**EXERCISE DETAILS**. Write out, as a JSON list of strings with one string per line and no blank lines, the part of the records that runs from the very start through the line containing "x-tick-label: 2005 <box>534 428 572 444</box>".

**ENTRIES SHOWN**.
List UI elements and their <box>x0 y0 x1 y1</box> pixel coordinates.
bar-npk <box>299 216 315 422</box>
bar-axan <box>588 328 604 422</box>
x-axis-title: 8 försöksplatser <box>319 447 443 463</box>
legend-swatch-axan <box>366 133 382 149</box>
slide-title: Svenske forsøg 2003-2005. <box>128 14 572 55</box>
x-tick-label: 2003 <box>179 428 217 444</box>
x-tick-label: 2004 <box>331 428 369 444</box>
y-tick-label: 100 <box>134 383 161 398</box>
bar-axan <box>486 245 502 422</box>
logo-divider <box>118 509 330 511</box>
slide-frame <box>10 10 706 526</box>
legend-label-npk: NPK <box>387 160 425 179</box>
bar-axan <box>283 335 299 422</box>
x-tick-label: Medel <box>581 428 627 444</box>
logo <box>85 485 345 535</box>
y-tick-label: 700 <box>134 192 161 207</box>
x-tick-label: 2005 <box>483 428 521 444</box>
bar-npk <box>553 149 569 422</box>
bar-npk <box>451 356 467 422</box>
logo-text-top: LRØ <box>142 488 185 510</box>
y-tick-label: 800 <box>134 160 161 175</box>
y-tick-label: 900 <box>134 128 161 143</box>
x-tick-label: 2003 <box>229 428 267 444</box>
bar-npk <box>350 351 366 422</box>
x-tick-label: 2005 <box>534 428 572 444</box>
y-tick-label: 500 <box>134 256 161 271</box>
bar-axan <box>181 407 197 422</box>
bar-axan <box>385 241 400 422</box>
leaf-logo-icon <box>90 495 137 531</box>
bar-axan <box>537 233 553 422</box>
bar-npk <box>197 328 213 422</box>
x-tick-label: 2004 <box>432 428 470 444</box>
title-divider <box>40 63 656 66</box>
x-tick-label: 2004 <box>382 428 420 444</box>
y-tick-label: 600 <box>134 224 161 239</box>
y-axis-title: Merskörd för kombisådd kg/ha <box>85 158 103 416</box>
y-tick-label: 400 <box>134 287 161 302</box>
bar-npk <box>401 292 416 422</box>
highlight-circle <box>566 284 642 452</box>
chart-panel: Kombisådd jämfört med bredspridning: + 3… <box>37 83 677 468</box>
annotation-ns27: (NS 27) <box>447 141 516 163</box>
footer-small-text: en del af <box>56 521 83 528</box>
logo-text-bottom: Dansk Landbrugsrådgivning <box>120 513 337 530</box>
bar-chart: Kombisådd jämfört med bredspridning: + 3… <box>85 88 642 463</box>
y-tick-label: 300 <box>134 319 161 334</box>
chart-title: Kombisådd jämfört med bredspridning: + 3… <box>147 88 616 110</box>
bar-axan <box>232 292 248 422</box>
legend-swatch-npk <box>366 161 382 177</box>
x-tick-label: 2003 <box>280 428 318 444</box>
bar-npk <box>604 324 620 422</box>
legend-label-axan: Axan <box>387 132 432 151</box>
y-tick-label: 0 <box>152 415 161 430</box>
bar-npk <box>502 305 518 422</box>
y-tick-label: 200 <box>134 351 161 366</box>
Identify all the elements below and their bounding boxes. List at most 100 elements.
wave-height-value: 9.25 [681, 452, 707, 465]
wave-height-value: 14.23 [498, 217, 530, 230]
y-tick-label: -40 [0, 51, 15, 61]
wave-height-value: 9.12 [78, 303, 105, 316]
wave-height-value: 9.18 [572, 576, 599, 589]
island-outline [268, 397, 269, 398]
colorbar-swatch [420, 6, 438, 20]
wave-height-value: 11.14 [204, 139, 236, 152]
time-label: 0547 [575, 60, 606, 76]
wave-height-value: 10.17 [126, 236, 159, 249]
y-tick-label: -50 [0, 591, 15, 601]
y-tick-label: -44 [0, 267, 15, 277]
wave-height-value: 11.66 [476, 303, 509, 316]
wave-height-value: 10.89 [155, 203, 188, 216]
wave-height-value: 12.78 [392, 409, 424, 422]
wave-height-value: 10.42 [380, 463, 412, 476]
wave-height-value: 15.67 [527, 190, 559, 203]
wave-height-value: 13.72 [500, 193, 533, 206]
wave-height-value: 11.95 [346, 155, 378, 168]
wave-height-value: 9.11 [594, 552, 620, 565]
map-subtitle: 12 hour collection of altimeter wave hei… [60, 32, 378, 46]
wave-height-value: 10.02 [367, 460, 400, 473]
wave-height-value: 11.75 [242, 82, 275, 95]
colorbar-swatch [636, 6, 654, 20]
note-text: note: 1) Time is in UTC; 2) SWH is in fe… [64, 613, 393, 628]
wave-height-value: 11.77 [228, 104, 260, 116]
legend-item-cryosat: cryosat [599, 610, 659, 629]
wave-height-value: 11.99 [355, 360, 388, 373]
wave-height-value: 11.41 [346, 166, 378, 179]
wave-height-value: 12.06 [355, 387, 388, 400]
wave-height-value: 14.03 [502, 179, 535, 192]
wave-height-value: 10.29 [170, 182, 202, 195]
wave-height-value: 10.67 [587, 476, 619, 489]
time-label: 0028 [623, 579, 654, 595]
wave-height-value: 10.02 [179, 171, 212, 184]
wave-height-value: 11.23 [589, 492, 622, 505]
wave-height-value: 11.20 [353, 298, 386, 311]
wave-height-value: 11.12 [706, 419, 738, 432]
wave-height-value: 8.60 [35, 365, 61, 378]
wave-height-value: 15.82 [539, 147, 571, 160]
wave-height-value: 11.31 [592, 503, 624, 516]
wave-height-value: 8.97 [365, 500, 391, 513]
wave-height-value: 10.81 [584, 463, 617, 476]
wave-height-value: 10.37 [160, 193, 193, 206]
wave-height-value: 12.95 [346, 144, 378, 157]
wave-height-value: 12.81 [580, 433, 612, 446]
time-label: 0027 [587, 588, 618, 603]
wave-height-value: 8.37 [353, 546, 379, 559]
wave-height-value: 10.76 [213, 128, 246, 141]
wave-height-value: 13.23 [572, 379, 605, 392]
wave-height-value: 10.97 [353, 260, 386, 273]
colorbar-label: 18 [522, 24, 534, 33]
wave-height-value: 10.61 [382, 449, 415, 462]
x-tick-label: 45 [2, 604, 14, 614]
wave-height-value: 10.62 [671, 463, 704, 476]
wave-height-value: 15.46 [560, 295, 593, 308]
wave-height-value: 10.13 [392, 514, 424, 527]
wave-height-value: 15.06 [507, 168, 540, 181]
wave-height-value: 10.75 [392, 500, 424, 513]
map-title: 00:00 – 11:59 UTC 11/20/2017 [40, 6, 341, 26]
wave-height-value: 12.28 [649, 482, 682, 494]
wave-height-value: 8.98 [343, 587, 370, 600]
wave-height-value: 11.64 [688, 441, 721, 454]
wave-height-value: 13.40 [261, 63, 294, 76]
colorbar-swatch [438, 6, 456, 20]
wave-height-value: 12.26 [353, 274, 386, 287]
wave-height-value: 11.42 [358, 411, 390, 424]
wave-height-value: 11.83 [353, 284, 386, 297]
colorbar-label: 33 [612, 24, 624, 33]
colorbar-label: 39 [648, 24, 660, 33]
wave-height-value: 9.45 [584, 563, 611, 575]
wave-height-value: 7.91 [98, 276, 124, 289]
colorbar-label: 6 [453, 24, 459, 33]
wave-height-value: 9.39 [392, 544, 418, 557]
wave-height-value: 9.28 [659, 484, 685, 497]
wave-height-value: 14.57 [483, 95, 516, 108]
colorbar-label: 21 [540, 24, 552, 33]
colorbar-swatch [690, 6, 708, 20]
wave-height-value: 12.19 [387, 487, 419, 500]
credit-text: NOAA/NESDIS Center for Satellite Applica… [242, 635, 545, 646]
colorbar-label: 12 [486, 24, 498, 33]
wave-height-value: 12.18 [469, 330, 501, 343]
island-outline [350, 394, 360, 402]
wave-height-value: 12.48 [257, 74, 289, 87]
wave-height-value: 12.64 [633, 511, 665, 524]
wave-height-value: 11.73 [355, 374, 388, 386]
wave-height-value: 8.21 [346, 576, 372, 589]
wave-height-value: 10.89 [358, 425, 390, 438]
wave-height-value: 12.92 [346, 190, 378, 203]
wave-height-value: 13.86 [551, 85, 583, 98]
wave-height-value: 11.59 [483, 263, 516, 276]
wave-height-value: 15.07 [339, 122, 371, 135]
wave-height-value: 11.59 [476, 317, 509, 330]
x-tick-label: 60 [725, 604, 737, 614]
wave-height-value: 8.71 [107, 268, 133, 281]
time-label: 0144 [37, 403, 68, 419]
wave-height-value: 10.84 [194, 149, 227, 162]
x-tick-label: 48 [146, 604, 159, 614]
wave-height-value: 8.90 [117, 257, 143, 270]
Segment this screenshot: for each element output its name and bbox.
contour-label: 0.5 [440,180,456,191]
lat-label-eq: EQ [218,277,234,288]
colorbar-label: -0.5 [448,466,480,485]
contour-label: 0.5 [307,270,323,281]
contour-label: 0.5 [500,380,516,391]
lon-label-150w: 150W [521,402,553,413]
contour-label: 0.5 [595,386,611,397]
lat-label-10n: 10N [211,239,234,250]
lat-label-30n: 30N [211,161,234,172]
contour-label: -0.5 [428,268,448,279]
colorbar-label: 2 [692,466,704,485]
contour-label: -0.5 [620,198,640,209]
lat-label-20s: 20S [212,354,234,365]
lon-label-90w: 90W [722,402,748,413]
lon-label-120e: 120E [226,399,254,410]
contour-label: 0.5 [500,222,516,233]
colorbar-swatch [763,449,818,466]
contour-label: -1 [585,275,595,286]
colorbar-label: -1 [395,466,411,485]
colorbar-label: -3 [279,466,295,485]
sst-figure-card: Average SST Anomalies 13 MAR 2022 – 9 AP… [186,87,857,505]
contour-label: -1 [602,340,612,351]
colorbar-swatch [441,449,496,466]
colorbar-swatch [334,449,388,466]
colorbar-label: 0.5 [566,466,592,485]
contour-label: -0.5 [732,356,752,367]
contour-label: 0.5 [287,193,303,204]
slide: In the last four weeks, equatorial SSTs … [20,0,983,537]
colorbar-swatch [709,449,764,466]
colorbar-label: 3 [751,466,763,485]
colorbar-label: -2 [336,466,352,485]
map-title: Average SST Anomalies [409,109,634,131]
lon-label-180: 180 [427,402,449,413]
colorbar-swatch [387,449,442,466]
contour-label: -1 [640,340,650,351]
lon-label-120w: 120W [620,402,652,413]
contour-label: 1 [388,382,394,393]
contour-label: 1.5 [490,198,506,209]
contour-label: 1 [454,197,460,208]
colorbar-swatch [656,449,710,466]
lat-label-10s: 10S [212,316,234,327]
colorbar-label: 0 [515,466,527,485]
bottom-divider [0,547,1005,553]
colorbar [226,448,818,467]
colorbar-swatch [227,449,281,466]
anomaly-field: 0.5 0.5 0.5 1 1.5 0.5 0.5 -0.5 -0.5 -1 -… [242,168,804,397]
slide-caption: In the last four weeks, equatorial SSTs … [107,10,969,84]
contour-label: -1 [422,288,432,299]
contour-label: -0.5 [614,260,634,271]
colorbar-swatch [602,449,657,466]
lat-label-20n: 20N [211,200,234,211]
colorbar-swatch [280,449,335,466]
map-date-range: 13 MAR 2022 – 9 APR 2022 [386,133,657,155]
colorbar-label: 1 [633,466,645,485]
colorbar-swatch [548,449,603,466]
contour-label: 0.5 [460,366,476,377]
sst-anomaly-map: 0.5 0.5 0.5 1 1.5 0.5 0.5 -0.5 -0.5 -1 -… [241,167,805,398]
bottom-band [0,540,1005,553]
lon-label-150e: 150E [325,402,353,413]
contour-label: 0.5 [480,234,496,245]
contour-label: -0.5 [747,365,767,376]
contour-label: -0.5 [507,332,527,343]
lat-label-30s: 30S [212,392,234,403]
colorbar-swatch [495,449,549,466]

**ANSWER IN FULL**.
[
  "List UI elements and their <box>x0 y0 x1 y1</box> pixel coordinates.",
  "bar-npk <box>299 216 315 422</box>",
  "bar-axan <box>588 328 604 422</box>",
  "x-axis-title: 8 försöksplatser <box>319 447 443 463</box>",
  "legend-swatch-axan <box>366 133 382 149</box>",
  "slide-title: Svenske forsøg 2003-2005. <box>128 14 572 55</box>",
  "x-tick-label: 2003 <box>179 428 217 444</box>",
  "x-tick-label: 2004 <box>331 428 369 444</box>",
  "y-tick-label: 100 <box>134 383 161 398</box>",
  "bar-axan <box>486 245 502 422</box>",
  "logo-divider <box>118 509 330 511</box>",
  "slide-frame <box>10 10 706 526</box>",
  "legend-label-npk: NPK <box>387 160 425 179</box>",
  "bar-axan <box>283 335 299 422</box>",
  "x-tick-label: Medel <box>581 428 627 444</box>",
  "logo <box>85 485 345 535</box>",
  "y-tick-label: 700 <box>134 192 161 207</box>",
  "x-tick-label: 2005 <box>483 428 521 444</box>",
  "bar-npk <box>553 149 569 422</box>",
  "bar-npk <box>451 356 467 422</box>",
  "logo-text-top: LRØ <box>142 488 185 510</box>",
  "y-tick-label: 800 <box>134 160 161 175</box>",
  "y-tick-label: 900 <box>134 128 161 143</box>",
  "x-tick-label: 2003 <box>229 428 267 444</box>",
  "bar-npk <box>350 351 366 422</box>",
  "x-tick-label: 2005 <box>534 428 572 444</box>"
]